(Box coordinate listings)
* START *

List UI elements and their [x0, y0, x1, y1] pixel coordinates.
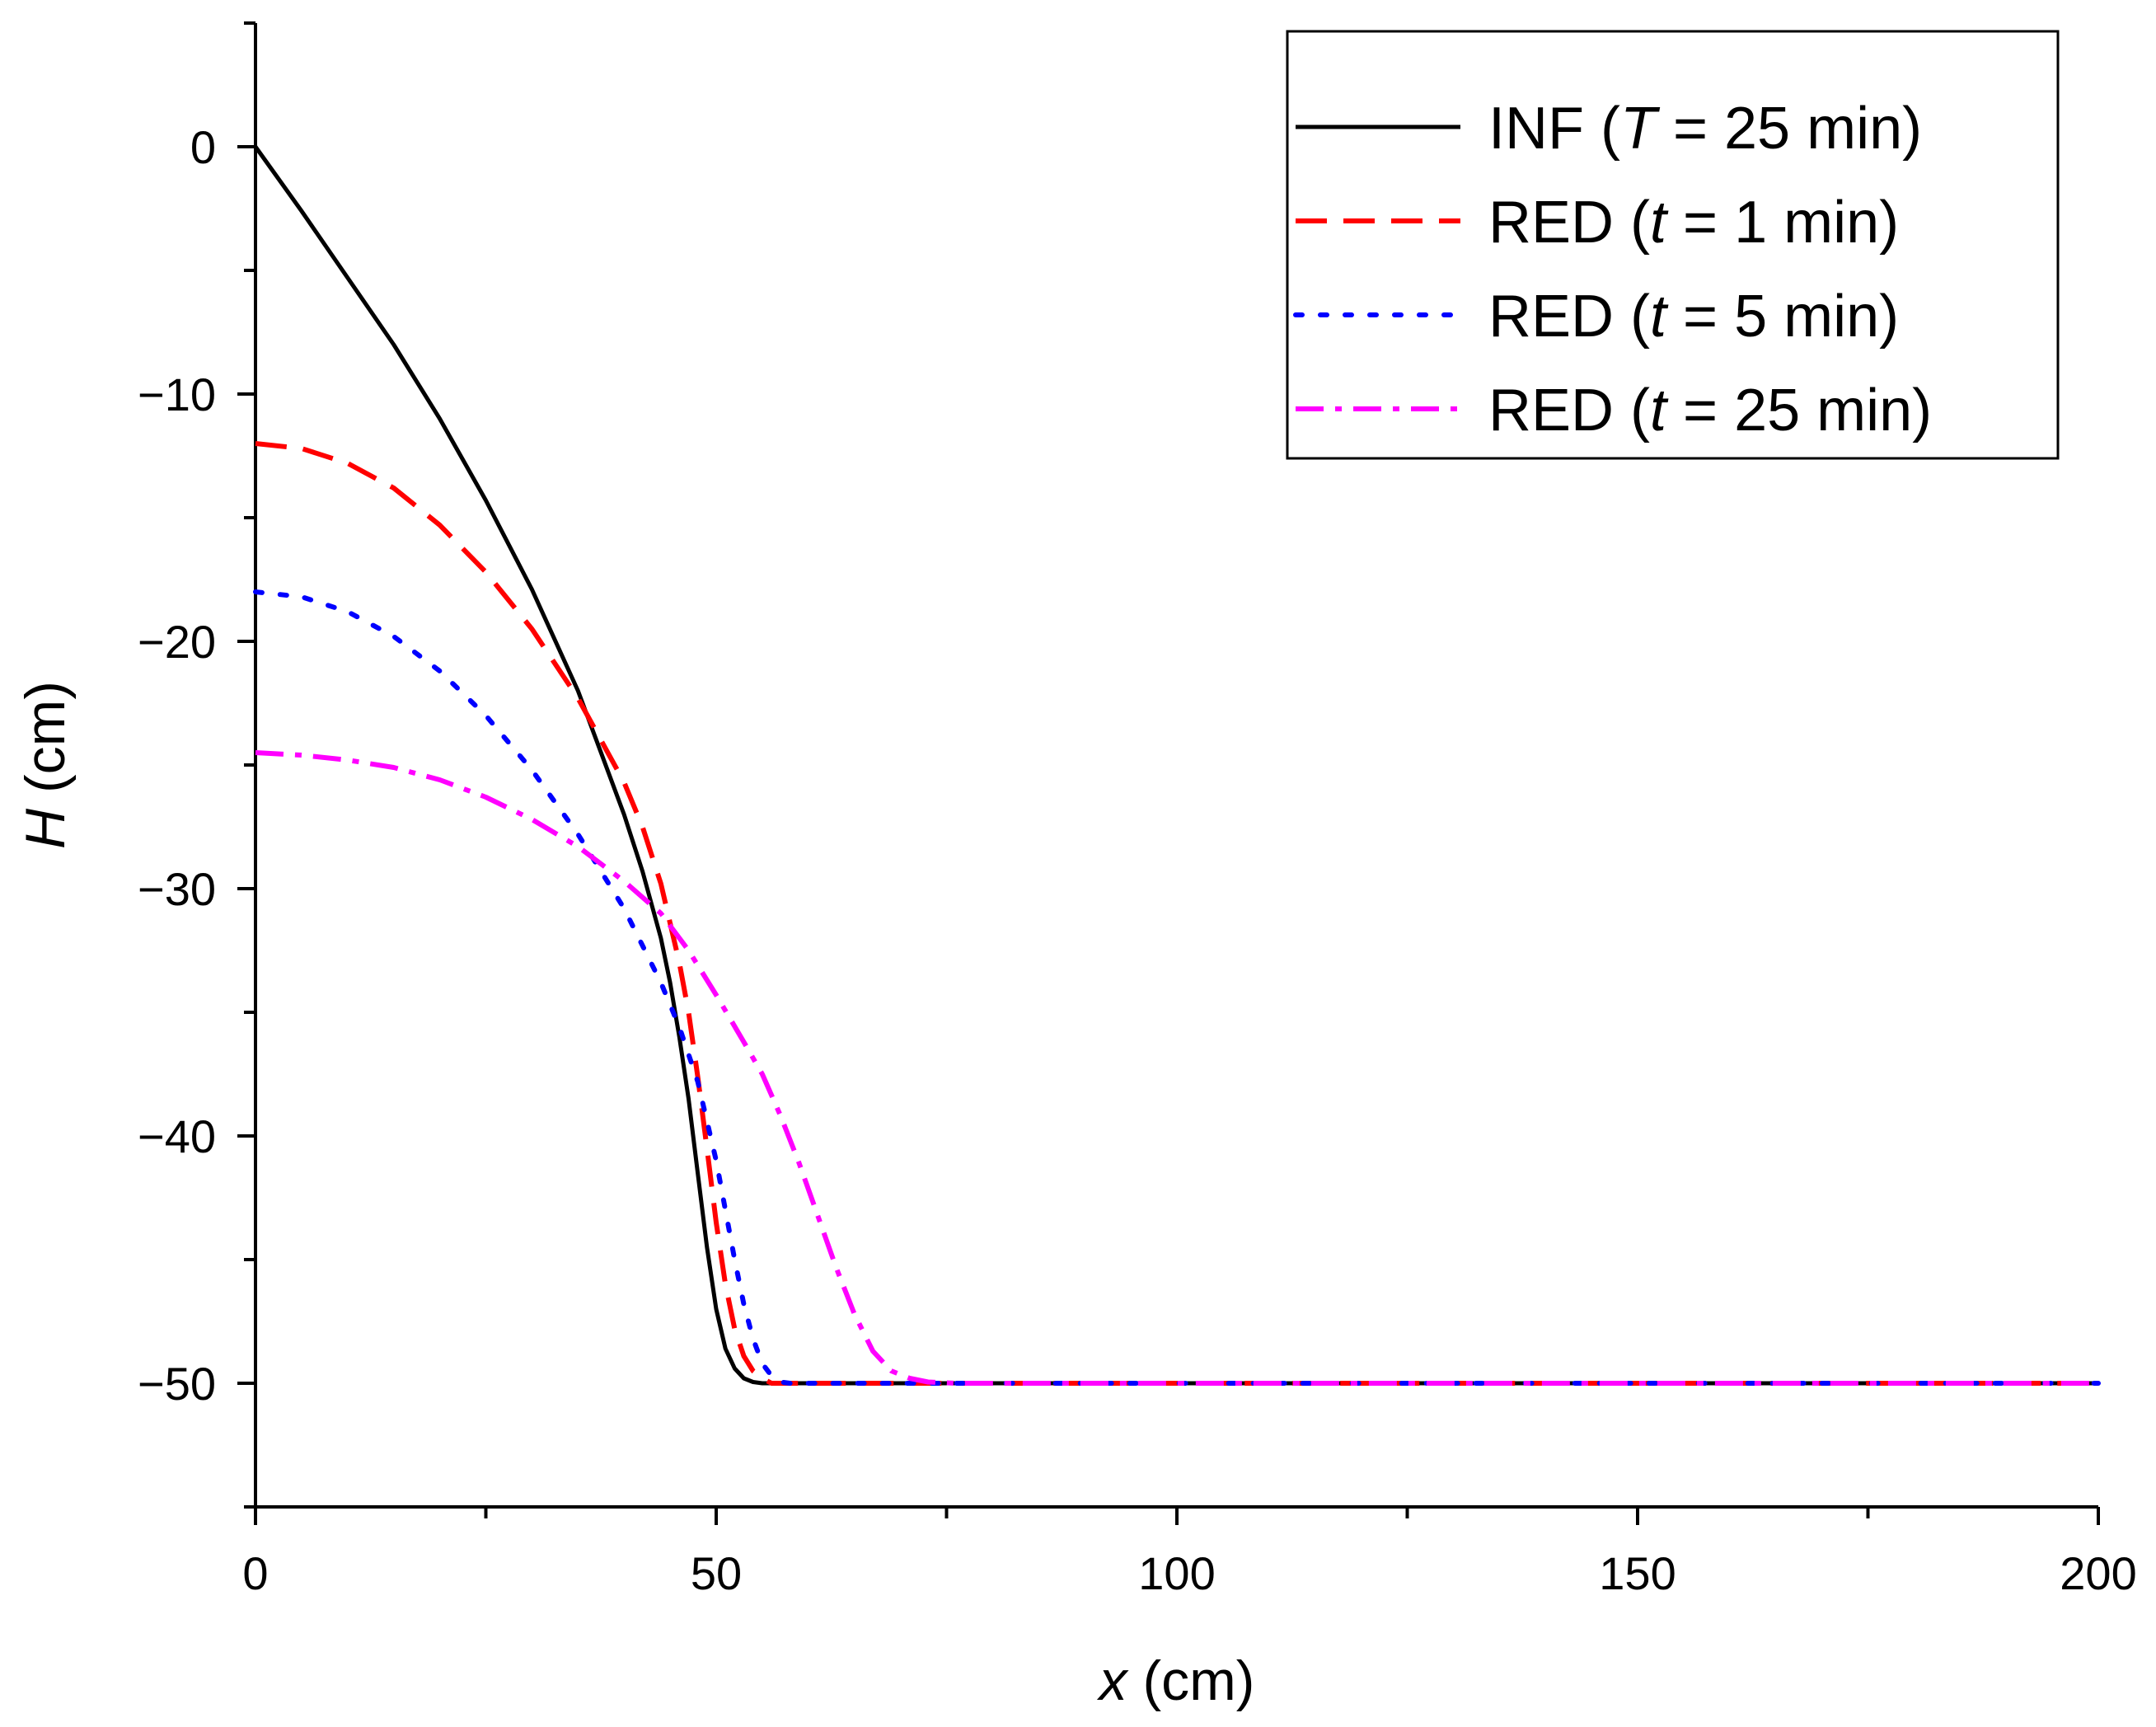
legend: INF (T = 25 min) RED (t = 1 min) RED (t = …: [1286, 30, 2060, 460]
legend-label-3: RED (t = 5 min): [1488, 284, 1899, 350]
y-tick-label: −30: [138, 863, 216, 915]
legend-label-2: RED (t = 1 min): [1488, 190, 1899, 256]
x-tick-label: 200: [2060, 1547, 2136, 1599]
y-axis-title: H (cm): [14, 681, 77, 849]
axes: 0 −10 −20 −30 −40 −50 0 50 100 150 200: [138, 21, 2137, 1599]
axis-titles: x (cm) H (cm): [14, 681, 1254, 1712]
x-tick-label: 150: [1599, 1547, 1676, 1599]
y-tick-label: −10: [138, 368, 216, 420]
x-axis-title: x (cm): [1097, 1650, 1255, 1712]
plot-area: [253, 145, 2101, 1386]
legend-label-4: RED (t = 25 min): [1488, 378, 1932, 443]
series-line-4: [255, 750, 2098, 1386]
x-tick-label: 100: [1138, 1547, 1215, 1599]
x-tick-label: 0: [242, 1547, 268, 1599]
y-tick-label: −20: [138, 616, 216, 668]
x-tick-label: 50: [691, 1547, 742, 1599]
y-tick-label: −40: [138, 1110, 216, 1162]
y-tick-label: 0: [190, 121, 216, 173]
legend-label-1: INF (T = 25 min): [1488, 96, 1922, 162]
y-tick-label: −50: [138, 1358, 216, 1410]
legend-box: [1286, 30, 2060, 460]
series-line-2: [255, 441, 2098, 1386]
series-line-3: [253, 589, 2101, 1386]
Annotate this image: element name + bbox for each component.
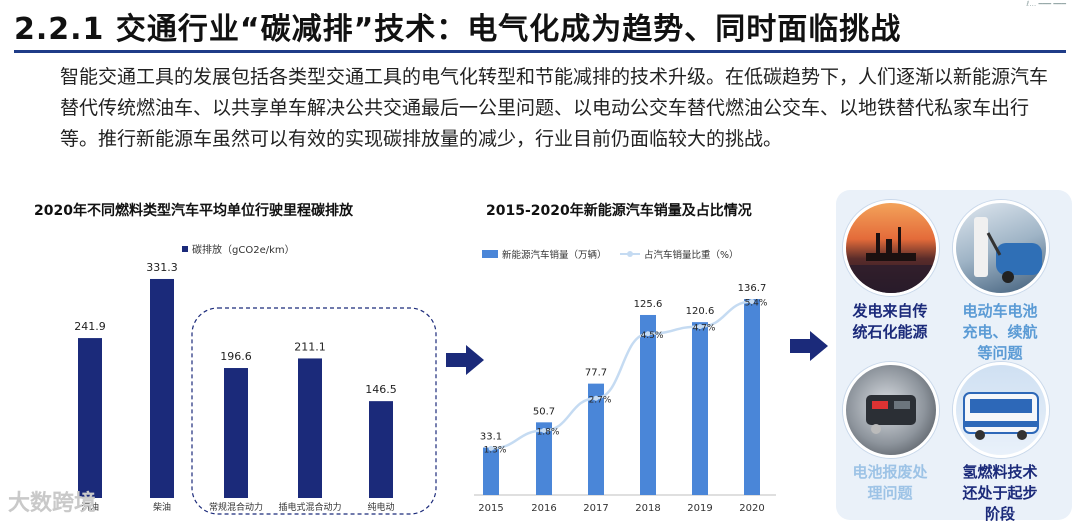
bar-value-label: 33.1 [480, 432, 502, 443]
sales-combo-chart: 新能源汽车销量（万辆） 占汽车销量比重（%） 33.1 2015 50.7 2016 77.… [474, 249, 776, 514]
corner-mark: ℓ… ━━━ ━━━ [1026, 0, 1066, 8]
bar-value-label: 77.7 [585, 368, 607, 379]
x-tick-label: 插电式混合动力 [278, 501, 341, 513]
grouping-box [191, 307, 437, 515]
share-line [490, 300, 753, 450]
emission-bar [369, 401, 393, 498]
watermark: 大数跨境 [8, 491, 97, 516]
emission-bar [298, 358, 322, 498]
challenge-line: 充电、续航 [962, 323, 1038, 341]
challenge-line: 阶段 [984, 505, 1015, 523]
bar-value-label: 120.6 [686, 306, 715, 317]
challenge-line: 理问题 [867, 484, 913, 502]
challenge-line: 氢燃料技术 [962, 463, 1038, 481]
bar-value-label: 125.6 [634, 299, 663, 310]
share-point [645, 331, 651, 337]
title-divider [14, 50, 1066, 53]
challenge-line: 统石化能源 [852, 323, 928, 341]
share-point [697, 324, 703, 330]
share-label: 4.5% [641, 331, 664, 341]
bar-value-label: 331.3 [146, 261, 178, 274]
bar-value-label: 196.6 [220, 350, 252, 363]
x-tick-label: 2016 [531, 503, 556, 514]
challenge-line: 还处于起步 [962, 484, 1038, 502]
bar-value-label: 241.9 [74, 320, 106, 333]
sales-bar [536, 422, 552, 495]
bar-value-label: 50.7 [533, 406, 555, 417]
hydrogen-bus-photo [953, 362, 1049, 458]
challenge-label-power: 发电来自传 统石化能源 [830, 301, 950, 343]
page-title: 2.2.1 交通行业“碳减排”技术：电气化成为趋势、同时面临挑战 [14, 12, 902, 47]
sales-chart-title: 2015-2020年新能源汽车销量及占比情况 [486, 203, 752, 219]
right-arrow-icon [790, 331, 828, 361]
ev-charging-photo [953, 200, 1049, 296]
share-point [488, 445, 494, 451]
share-label: 5.4% [745, 299, 768, 309]
challenge-label-battery: 电池报废处 理问题 [830, 462, 950, 504]
legend-label: 新能源汽车销量（万辆） [502, 249, 607, 261]
emission-bar-chart: 碳排放（gCO2e/km） 241.9 汽油 331.3 柴油 196.6 常规混合动力 21… [74, 243, 437, 515]
x-tick-label: 常规混合动力 [209, 501, 263, 513]
legend-swatch [182, 246, 188, 252]
challenge-line: 等问题 [977, 344, 1023, 362]
x-tick-label: 2015 [478, 503, 503, 514]
power-plant-sunset-photo [843, 200, 939, 296]
right-arrow-icon [446, 345, 484, 375]
legend-label: 占汽车销量比重（%） [644, 249, 739, 261]
share-point [593, 395, 599, 401]
x-tick-label: 2019 [687, 503, 712, 514]
x-tick-label: 2018 [635, 503, 660, 514]
sales-bar [692, 322, 708, 495]
legend-swatch [482, 250, 498, 258]
challenge-line: 电池报废处 [852, 463, 928, 481]
emission-chart-title: 2020年不同燃料类型汽车平均单位行驶里程碳排放 [34, 203, 353, 219]
challenge-label-hydrogen: 氢燃料技术 还处于起步 阶段 [940, 462, 1060, 525]
x-tick-label: 汽油 [81, 501, 99, 513]
sales-bar [483, 447, 499, 495]
share-label: 2.7% [589, 395, 612, 405]
share-label: 4.7% [693, 324, 716, 334]
x-tick-label: 纯电动 [367, 501, 394, 513]
x-tick-label: 2017 [583, 503, 608, 514]
legend-label: 碳排放（gCO2e/km） [192, 243, 295, 256]
legend-marker [627, 251, 633, 257]
emission-bar [150, 278, 174, 498]
sales-bar [640, 314, 656, 495]
intro-paragraph: 智能交通工具的发展包括各类型交通工具的电气化转型和节能减排的技术升级。在低碳趋势… [60, 66, 1049, 150]
challenge-line: 电动车电池 [962, 302, 1038, 320]
challenge-line: 发电来自传 [852, 302, 928, 320]
sales-bar [588, 383, 604, 495]
battery-engine-photo [843, 362, 939, 458]
bar-value-label: 211.1 [294, 340, 326, 353]
share-point [541, 428, 547, 433]
challenge-label-ev: 电动车电池 充电、续航 等问题 [940, 301, 1060, 364]
emission-bar [78, 338, 102, 498]
bar-value-label: 146.5 [365, 383, 397, 396]
emission-bar [224, 368, 248, 498]
sales-bar [744, 299, 760, 495]
share-point [749, 299, 755, 304]
bar-value-label: 136.7 [738, 283, 767, 294]
x-tick-label: 2020 [739, 503, 764, 514]
share-label: 1.3% [484, 445, 507, 455]
share-label: 1.8% [537, 428, 560, 438]
x-tick-label: 柴油 [153, 501, 171, 513]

* END *

— WHAT YOU ARE ASKED TO DO —
Copy every row above word for word, leaving out the pictures.

— ANSWER FOR THE TASK —
List UI elements and their [x0, y0, x1, y1] pixel coordinates.
legend: INF (T = 25 min) RED (t = 1 min) RED (t = …: [1286, 30, 2060, 460]
legend-label-3: RED (t = 5 min): [1488, 284, 1899, 350]
y-tick-label: −30: [138, 863, 216, 915]
legend-label-2: RED (t = 1 min): [1488, 190, 1899, 256]
x-tick-label: 200: [2060, 1547, 2136, 1599]
y-axis-title: H (cm): [14, 681, 77, 849]
axes: 0 −10 −20 −30 −40 −50 0 50 100 150 200: [138, 21, 2137, 1599]
axis-titles: x (cm) H (cm): [14, 681, 1254, 1712]
x-tick-label: 150: [1599, 1547, 1676, 1599]
y-tick-label: −10: [138, 368, 216, 420]
x-axis-title: x (cm): [1097, 1650, 1255, 1712]
plot-area: [253, 145, 2101, 1386]
legend-label-4: RED (t = 25 min): [1488, 378, 1932, 443]
series-line-4: [255, 750, 2098, 1386]
x-tick-label: 100: [1138, 1547, 1215, 1599]
x-tick-label: 0: [242, 1547, 268, 1599]
y-tick-label: −20: [138, 616, 216, 668]
x-tick-label: 50: [691, 1547, 742, 1599]
y-tick-label: −40: [138, 1110, 216, 1162]
y-tick-label: 0: [190, 121, 216, 173]
legend-label-1: INF (T = 25 min): [1488, 96, 1922, 162]
y-tick-label: −50: [138, 1358, 216, 1410]
legend-box: [1286, 30, 2060, 460]
series-line-2: [255, 441, 2098, 1386]
series-line-3: [253, 589, 2101, 1386]
Annotate this image: element name + bbox for each component.
bar-value-label: 33.1 [480, 432, 502, 443]
sales-combo-chart: 新能源汽车销量（万辆） 占汽车销量比重（%） 33.1 2015 50.7 2016 77.… [474, 249, 776, 514]
corner-mark: ℓ… ━━━ ━━━ [1026, 0, 1066, 8]
bar-value-label: 77.7 [585, 368, 607, 379]
x-tick-label: 插电式混合动力 [278, 501, 341, 513]
grouping-box [191, 307, 437, 515]
share-line [490, 300, 753, 450]
emission-bar [369, 401, 393, 498]
watermark: 大数跨境 [8, 491, 97, 516]
emission-bar [298, 358, 322, 498]
challenge-line: 充电、续航 [962, 323, 1038, 341]
challenge-line: 阶段 [984, 505, 1015, 523]
bar-value-label: 120.6 [686, 306, 715, 317]
challenge-line: 理问题 [867, 484, 913, 502]
challenge-line: 氢燃料技术 [962, 463, 1038, 481]
bar-value-label: 125.6 [634, 299, 663, 310]
share-point [645, 331, 651, 337]
title-divider [14, 50, 1066, 53]
challenge-line: 统石化能源 [852, 323, 928, 341]
share-point [697, 324, 703, 330]
share-label: 4.5% [641, 331, 664, 341]
bar-value-label: 331.3 [146, 261, 178, 274]
bar-value-label: 196.6 [220, 350, 252, 363]
x-tick-label: 2016 [531, 503, 556, 514]
challenge-line: 还处于起步 [962, 484, 1038, 502]
bar-value-label: 241.9 [74, 320, 106, 333]
sales-bar [536, 422, 552, 495]
bar-value-label: 50.7 [533, 406, 555, 417]
hydrogen-bus-photo [953, 362, 1049, 458]
challenge-label-power: 发电来自传 统石化能源 [830, 301, 950, 343]
page-title: 2.2.1 交通行业“碳减排”技术：电气化成为趋势、同时面临挑战 [14, 12, 902, 47]
sales-chart-title: 2015-2020年新能源汽车销量及占比情况 [486, 203, 752, 219]
right-arrow-icon [790, 331, 828, 361]
ev-charging-photo [953, 200, 1049, 296]
share-point [488, 445, 494, 451]
share-label: 5.4% [745, 299, 768, 309]
challenge-label-battery: 电池报废处 理问题 [830, 462, 950, 504]
legend-label: 新能源汽车销量（万辆） [502, 249, 607, 261]
emission-bar-chart: 碳排放（gCO2e/km） 241.9 汽油 331.3 柴油 196.6 常规混合动力 21… [74, 243, 437, 515]
x-tick-label: 常规混合动力 [209, 501, 263, 513]
legend-swatch [182, 246, 188, 252]
challenge-line: 等问题 [977, 344, 1023, 362]
x-tick-label: 2015 [478, 503, 503, 514]
power-plant-sunset-photo [843, 200, 939, 296]
right-arrow-icon [446, 345, 484, 375]
legend-label: 占汽车销量比重（%） [644, 249, 739, 261]
share-point [593, 395, 599, 401]
x-tick-label: 2019 [687, 503, 712, 514]
x-tick-label: 2018 [635, 503, 660, 514]
sales-bar [692, 322, 708, 495]
legend-swatch [482, 250, 498, 258]
challenge-line: 电池报废处 [852, 463, 928, 481]
emission-chart-title: 2020年不同燃料类型汽车平均单位行驶里程碳排放 [34, 203, 353, 219]
challenge-label-hydrogen: 氢燃料技术 还处于起步 阶段 [940, 462, 1060, 525]
x-tick-label: 汽油 [81, 501, 99, 513]
sales-bar [483, 447, 499, 495]
share-label: 2.7% [589, 395, 612, 405]
share-label: 4.7% [693, 324, 716, 334]
x-tick-label: 纯电动 [367, 501, 394, 513]
x-tick-label: 2017 [583, 503, 608, 514]
legend-label: 碳排放（gCO2e/km） [192, 243, 295, 256]
legend-marker [627, 251, 633, 257]
emission-bar [150, 278, 174, 498]
sales-bar [640, 314, 656, 495]
intro-paragraph: 智能交通工具的发展包括各类型交通工具的电气化转型和节能减排的技术升级。在低碳趋势… [60, 66, 1049, 150]
challenge-line: 电动车电池 [962, 302, 1038, 320]
challenge-line: 发电来自传 [852, 302, 928, 320]
sales-bar [588, 383, 604, 495]
battery-engine-photo [843, 362, 939, 458]
bar-value-label: 211.1 [294, 340, 326, 353]
share-point [541, 428, 547, 433]
challenge-label-ev: 电动车电池 充电、续航 等问题 [940, 301, 1060, 364]
emission-bar [78, 338, 102, 498]
bar-value-label: 146.5 [365, 383, 397, 396]
emission-bar [224, 368, 248, 498]
sales-bar [744, 299, 760, 495]
share-point [749, 299, 755, 304]
bar-value-label: 136.7 [738, 283, 767, 294]
x-tick-label: 2020 [739, 503, 764, 514]
share-label: 1.3% [484, 445, 507, 455]
share-label: 1.8% [537, 428, 560, 438]
x-tick-label: 柴油 [153, 501, 171, 513]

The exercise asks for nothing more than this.